Problem statement ▸
Output the entries below exactly as written, omitting pictures.
_ _ _
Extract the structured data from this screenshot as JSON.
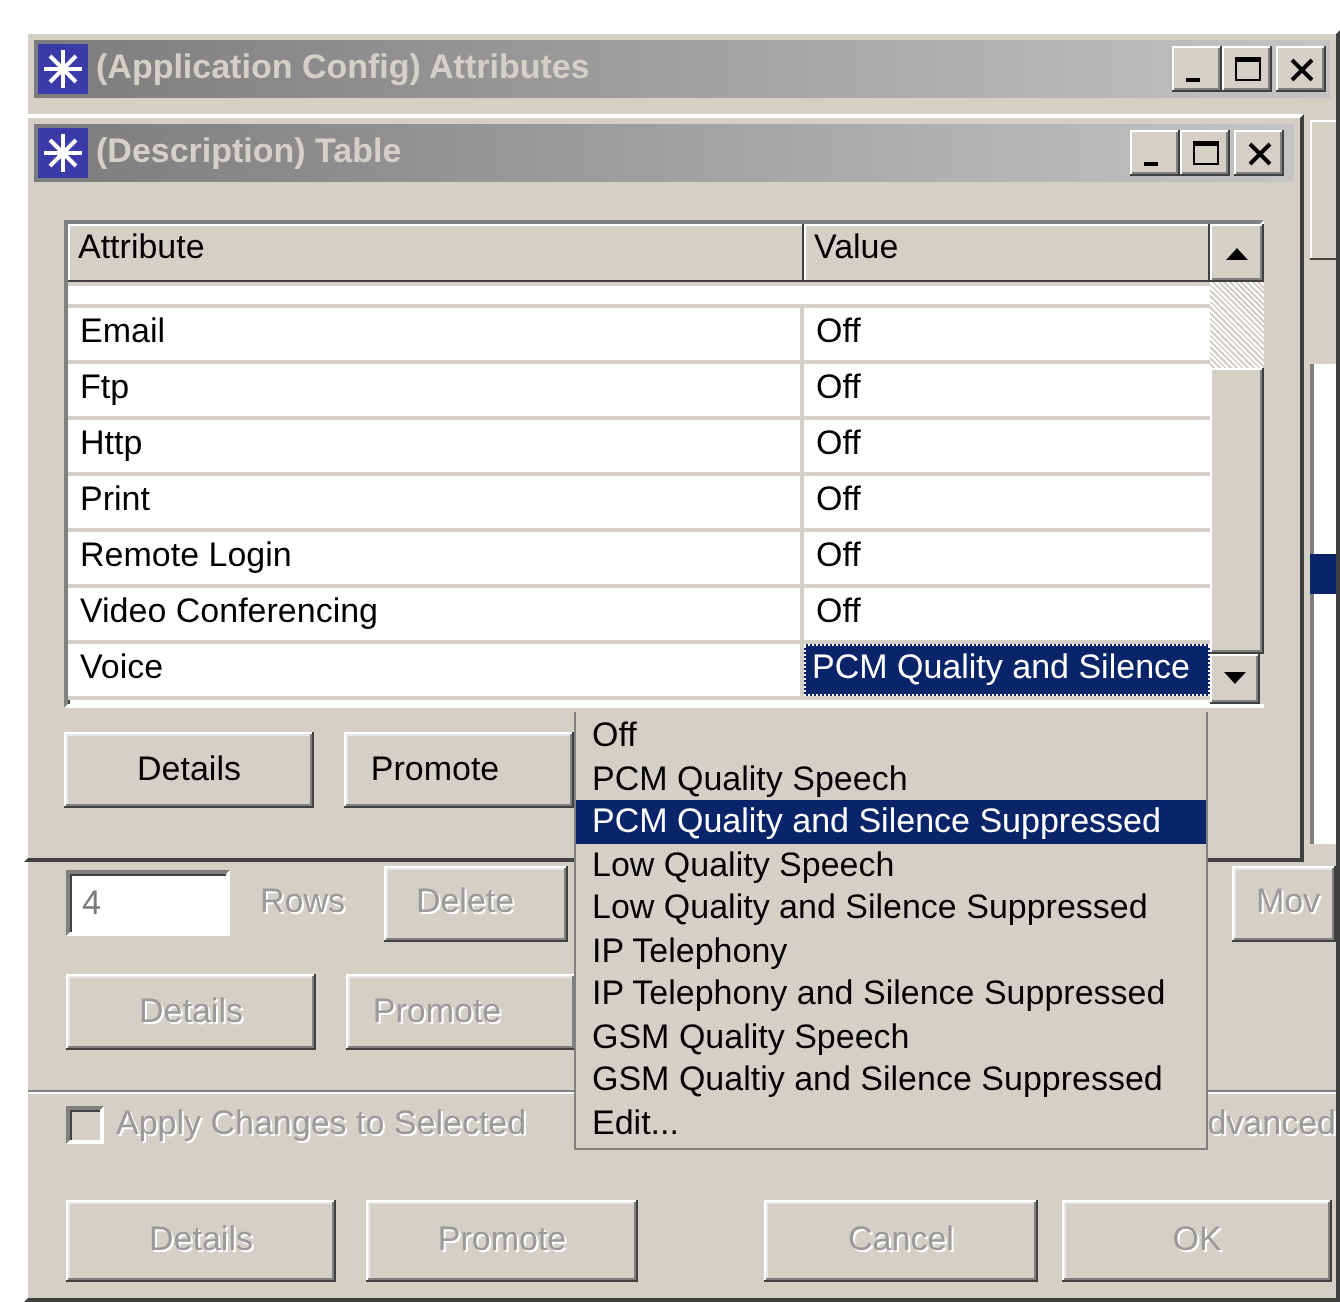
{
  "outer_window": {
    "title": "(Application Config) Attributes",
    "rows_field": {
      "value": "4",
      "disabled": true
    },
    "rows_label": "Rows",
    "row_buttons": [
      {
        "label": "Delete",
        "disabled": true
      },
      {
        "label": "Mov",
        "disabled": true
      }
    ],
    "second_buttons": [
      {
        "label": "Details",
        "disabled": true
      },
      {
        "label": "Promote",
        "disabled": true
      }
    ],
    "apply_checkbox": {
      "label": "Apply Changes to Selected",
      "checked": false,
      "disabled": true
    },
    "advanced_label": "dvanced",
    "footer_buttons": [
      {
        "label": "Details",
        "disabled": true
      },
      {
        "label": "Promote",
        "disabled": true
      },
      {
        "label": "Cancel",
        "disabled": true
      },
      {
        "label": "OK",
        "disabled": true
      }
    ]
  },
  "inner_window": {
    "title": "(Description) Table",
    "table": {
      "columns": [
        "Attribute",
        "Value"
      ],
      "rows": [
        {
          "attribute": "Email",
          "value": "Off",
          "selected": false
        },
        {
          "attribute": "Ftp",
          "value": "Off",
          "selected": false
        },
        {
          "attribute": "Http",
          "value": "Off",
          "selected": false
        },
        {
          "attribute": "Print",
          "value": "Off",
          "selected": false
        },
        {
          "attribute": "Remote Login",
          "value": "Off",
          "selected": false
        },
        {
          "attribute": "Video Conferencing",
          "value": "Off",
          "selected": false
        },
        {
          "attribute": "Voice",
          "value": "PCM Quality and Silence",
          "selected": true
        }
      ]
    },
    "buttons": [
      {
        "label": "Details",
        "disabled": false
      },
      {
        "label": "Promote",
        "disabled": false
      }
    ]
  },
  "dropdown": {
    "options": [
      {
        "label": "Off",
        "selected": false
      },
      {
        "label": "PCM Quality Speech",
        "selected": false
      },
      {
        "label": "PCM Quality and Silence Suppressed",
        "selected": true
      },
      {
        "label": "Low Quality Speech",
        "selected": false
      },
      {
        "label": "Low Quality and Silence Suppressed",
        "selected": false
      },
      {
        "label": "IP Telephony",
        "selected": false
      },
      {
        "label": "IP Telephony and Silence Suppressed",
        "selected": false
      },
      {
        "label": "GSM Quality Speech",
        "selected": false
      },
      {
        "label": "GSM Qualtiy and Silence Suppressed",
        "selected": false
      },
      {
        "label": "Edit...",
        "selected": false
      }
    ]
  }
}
_ _ _
Written answer ▸
Extract the structured data from this screenshot as JSON.
{
  "outer_window": {
    "title": "(Application Config) Attributes",
    "rows_field": {
      "value": "4",
      "disabled": true
    },
    "rows_label": "Rows",
    "row_buttons": [
      {
        "label": "Delete",
        "disabled": true
      },
      {
        "label": "Mov",
        "disabled": true
      }
    ],
    "second_buttons": [
      {
        "label": "Details",
        "disabled": true
      },
      {
        "label": "Promote",
        "disabled": true
      }
    ],
    "apply_checkbox": {
      "label": "Apply Changes to Selected",
      "checked": false,
      "disabled": true
    },
    "advanced_label": "dvanced",
    "footer_buttons": [
      {
        "label": "Details",
        "disabled": true
      },
      {
        "label": "Promote",
        "disabled": true
      },
      {
        "label": "Cancel",
        "disabled": true
      },
      {
        "label": "OK",
        "disabled": true
      }
    ]
  },
  "inner_window": {
    "title": "(Description) Table",
    "table": {
      "columns": [
        "Attribute",
        "Value"
      ],
      "rows": [
        {
          "attribute": "Email",
          "value": "Off",
          "selected": false
        },
        {
          "attribute": "Ftp",
          "value": "Off",
          "selected": false
        },
        {
          "attribute": "Http",
          "value": "Off",
          "selected": false
        },
        {
          "attribute": "Print",
          "value": "Off",
          "selected": false
        },
        {
          "attribute": "Remote Login",
          "value": "Off",
          "selected": false
        },
        {
          "attribute": "Video Conferencing",
          "value": "Off",
          "selected": false
        },
        {
          "attribute": "Voice",
          "value": "PCM Quality and Silence",
          "selected": true
        }
      ]
    },
    "buttons": [
      {
        "label": "Details",
        "disabled": false
      },
      {
        "label": "Promote",
        "disabled": false
      }
    ]
  },
  "dropdown": {
    "options": [
      {
        "label": "Off",
        "selected": false
      },
      {
        "label": "PCM Quality Speech",
        "selected": false
      },
      {
        "label": "PCM Quality and Silence Suppressed",
        "selected": true
      },
      {
        "label": "Low Quality Speech",
        "selected": false
      },
      {
        "label": "Low Quality and Silence Suppressed",
        "selected": false
      },
      {
        "label": "IP Telephony",
        "selected": false
      },
      {
        "label": "IP Telephony and Silence Suppressed",
        "selected": false
      },
      {
        "label": "GSM Quality Speech",
        "selected": false
      },
      {
        "label": "GSM Qualtiy and Silence Suppressed",
        "selected": false
      },
      {
        "label": "Edit...",
        "selected": false
      }
    ]
  }
}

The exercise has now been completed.